* _INSTRUCTIONS FOR THE TASK_: Each line of the data that includes the string "JSON" is to be copied out.

* _Structured figure records_:
^^^^^^^^^^^^^^^^

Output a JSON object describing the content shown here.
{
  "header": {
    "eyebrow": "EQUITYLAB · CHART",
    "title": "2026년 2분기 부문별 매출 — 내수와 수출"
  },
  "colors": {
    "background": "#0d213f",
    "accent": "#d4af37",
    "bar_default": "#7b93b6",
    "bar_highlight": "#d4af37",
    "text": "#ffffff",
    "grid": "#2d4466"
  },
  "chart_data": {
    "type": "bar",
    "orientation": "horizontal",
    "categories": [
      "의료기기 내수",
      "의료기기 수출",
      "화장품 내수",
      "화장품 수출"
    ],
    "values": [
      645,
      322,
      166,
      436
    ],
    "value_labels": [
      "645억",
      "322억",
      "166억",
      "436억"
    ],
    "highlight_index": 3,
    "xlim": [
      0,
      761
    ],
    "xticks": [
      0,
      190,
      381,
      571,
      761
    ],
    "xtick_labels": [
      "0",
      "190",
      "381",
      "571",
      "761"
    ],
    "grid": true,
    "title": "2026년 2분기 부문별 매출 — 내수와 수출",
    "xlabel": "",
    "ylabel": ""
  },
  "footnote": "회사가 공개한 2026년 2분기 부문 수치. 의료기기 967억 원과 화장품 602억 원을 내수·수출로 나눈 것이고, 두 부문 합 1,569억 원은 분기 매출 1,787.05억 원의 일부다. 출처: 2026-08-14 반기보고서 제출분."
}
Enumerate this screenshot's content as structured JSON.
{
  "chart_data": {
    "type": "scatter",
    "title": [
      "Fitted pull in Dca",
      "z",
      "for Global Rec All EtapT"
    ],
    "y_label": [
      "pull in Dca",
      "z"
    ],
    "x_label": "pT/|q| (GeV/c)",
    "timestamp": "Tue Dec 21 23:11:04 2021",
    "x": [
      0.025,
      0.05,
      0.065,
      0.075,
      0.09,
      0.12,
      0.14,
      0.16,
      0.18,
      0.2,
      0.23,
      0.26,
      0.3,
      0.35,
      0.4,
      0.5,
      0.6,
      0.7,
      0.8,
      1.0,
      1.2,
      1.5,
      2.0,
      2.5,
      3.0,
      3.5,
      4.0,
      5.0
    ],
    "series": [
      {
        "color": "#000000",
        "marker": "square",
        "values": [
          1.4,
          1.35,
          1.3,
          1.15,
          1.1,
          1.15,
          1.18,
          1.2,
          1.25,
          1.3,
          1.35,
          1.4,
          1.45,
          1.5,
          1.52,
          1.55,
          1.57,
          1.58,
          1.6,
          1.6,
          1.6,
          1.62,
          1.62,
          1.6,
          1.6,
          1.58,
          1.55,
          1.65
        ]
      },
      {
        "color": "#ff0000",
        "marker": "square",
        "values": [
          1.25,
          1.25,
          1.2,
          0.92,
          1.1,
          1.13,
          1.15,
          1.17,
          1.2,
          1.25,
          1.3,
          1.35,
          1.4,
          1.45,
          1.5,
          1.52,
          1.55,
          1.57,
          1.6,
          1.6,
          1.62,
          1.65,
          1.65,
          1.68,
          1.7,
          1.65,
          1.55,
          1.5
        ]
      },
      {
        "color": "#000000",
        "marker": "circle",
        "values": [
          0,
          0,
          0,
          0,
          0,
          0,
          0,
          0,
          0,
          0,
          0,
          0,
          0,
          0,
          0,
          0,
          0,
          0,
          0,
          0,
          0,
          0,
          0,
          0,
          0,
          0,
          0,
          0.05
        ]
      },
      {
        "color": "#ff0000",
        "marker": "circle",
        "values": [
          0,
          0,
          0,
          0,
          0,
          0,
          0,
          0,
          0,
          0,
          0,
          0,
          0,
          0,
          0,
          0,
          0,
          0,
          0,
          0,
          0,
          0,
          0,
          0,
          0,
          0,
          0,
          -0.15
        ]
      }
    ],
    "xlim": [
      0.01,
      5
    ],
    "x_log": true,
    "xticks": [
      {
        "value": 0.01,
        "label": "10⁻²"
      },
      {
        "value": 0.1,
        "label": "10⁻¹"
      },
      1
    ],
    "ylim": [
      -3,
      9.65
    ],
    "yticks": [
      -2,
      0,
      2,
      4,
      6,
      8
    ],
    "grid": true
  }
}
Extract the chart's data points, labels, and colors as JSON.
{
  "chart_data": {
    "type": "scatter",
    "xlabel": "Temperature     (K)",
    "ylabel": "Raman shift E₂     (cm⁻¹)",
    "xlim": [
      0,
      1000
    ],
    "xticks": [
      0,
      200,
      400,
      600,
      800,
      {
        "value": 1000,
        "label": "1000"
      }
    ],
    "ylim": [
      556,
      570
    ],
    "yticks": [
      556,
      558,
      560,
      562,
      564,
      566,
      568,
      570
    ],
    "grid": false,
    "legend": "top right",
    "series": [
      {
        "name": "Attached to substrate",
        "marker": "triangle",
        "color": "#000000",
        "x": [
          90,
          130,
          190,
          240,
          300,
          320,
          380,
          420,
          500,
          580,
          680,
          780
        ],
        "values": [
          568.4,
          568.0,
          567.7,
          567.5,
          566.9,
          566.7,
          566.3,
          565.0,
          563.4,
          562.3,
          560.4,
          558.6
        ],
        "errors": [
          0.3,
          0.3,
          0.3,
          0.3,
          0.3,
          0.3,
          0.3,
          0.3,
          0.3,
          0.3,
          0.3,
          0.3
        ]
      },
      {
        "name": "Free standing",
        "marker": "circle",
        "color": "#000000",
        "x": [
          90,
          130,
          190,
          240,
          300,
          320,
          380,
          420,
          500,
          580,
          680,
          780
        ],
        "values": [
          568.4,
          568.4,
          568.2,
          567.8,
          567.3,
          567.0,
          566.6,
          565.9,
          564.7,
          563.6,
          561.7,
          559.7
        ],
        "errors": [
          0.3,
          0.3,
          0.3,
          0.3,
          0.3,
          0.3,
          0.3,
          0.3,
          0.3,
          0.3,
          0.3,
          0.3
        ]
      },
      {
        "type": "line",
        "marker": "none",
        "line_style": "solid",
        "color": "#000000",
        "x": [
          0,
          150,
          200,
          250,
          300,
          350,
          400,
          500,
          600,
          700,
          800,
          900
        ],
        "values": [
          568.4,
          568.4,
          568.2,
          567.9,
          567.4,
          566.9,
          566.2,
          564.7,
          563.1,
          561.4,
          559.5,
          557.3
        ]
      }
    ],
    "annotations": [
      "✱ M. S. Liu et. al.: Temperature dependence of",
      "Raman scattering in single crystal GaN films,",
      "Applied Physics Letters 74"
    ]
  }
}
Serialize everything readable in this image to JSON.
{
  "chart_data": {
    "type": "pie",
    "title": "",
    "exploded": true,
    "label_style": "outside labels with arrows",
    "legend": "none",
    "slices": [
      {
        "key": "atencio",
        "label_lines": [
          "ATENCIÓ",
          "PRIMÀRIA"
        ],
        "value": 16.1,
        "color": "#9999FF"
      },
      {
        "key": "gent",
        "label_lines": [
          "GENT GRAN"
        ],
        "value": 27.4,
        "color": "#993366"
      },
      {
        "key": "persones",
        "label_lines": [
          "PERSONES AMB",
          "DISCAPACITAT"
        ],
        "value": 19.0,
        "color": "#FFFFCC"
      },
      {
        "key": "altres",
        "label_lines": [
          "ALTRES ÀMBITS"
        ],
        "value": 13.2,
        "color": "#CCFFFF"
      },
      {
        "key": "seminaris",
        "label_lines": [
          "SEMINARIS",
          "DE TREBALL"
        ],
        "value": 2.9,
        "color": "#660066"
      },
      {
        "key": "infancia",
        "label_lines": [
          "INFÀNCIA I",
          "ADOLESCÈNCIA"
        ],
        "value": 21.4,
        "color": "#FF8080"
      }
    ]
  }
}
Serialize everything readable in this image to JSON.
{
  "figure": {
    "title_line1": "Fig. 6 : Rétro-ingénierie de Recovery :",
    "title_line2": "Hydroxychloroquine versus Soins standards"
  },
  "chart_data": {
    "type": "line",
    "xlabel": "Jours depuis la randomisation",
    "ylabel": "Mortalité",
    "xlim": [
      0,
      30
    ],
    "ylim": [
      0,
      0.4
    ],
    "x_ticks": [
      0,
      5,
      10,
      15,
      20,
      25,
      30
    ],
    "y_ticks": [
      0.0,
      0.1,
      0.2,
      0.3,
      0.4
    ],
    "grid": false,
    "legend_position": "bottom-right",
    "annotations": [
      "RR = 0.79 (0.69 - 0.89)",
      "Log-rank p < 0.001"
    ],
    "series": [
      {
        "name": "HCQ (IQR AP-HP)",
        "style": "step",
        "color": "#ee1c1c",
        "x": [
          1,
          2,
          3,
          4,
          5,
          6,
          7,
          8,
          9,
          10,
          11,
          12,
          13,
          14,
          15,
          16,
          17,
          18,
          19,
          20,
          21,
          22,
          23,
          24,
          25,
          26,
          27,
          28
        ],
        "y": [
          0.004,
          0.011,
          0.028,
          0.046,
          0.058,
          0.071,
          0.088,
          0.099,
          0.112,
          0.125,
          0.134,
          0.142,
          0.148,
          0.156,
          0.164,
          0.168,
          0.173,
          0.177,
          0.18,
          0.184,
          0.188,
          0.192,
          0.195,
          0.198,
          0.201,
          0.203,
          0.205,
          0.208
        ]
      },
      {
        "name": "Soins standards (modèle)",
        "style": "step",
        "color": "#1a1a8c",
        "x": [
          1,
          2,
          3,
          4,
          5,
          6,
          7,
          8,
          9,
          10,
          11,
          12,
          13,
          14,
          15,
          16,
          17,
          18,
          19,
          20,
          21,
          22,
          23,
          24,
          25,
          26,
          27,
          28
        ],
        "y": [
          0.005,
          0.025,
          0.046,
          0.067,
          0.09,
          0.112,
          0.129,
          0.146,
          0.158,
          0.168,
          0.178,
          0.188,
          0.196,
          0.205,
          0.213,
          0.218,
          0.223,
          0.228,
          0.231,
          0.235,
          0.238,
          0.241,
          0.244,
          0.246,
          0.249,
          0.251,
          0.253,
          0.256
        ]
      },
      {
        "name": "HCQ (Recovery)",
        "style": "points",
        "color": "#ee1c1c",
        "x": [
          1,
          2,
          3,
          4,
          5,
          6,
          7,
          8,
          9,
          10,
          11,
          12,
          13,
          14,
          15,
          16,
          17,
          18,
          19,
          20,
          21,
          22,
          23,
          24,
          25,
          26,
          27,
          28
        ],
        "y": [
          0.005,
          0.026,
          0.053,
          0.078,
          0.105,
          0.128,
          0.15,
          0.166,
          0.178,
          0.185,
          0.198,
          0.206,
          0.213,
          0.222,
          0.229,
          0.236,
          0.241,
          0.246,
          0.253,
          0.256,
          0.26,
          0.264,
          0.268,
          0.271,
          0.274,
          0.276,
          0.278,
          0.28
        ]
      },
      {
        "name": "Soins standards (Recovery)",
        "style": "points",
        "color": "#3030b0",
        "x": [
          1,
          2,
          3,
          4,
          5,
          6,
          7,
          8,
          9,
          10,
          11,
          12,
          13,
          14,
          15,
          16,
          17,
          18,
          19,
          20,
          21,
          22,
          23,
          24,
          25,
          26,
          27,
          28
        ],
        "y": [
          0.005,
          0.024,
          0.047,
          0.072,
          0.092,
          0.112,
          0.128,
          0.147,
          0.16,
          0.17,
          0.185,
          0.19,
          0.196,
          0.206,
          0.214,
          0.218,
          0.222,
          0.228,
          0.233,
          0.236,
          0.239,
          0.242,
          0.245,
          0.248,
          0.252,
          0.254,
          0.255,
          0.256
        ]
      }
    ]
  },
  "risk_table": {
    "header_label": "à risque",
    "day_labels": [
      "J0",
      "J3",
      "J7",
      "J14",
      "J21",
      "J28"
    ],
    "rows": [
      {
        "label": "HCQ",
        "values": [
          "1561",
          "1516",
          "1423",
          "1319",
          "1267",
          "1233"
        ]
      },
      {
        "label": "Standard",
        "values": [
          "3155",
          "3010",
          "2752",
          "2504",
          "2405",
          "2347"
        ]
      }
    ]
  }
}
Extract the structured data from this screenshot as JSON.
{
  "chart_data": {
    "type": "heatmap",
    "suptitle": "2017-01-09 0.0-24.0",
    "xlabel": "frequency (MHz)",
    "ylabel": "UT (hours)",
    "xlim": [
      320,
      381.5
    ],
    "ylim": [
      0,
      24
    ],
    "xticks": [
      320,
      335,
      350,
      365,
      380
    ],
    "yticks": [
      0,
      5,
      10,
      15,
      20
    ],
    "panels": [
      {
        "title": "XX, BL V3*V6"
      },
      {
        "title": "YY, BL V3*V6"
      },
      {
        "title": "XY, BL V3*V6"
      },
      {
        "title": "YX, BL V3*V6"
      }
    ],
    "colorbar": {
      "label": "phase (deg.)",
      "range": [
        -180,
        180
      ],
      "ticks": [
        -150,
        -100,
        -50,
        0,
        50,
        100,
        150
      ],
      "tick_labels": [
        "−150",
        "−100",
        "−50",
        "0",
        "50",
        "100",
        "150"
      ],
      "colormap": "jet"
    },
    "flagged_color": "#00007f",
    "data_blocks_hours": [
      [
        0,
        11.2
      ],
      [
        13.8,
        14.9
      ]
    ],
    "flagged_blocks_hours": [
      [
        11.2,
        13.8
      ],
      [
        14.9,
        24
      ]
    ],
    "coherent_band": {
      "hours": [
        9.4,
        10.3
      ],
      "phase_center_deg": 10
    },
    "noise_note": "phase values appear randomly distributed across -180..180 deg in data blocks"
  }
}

^^^^^^^^^^^^^^^^

* _CORRECT RESULT_:
Output a JSON object describing the content shown here.
Enumerate this screenshot's content as structured JSON.
Extract the chart's data points, labels, and colors as JSON.
Serialize everything readable in this image to JSON.
Serialize everything readable in this image to JSON.
Extract the structured data from this screenshot as JSON.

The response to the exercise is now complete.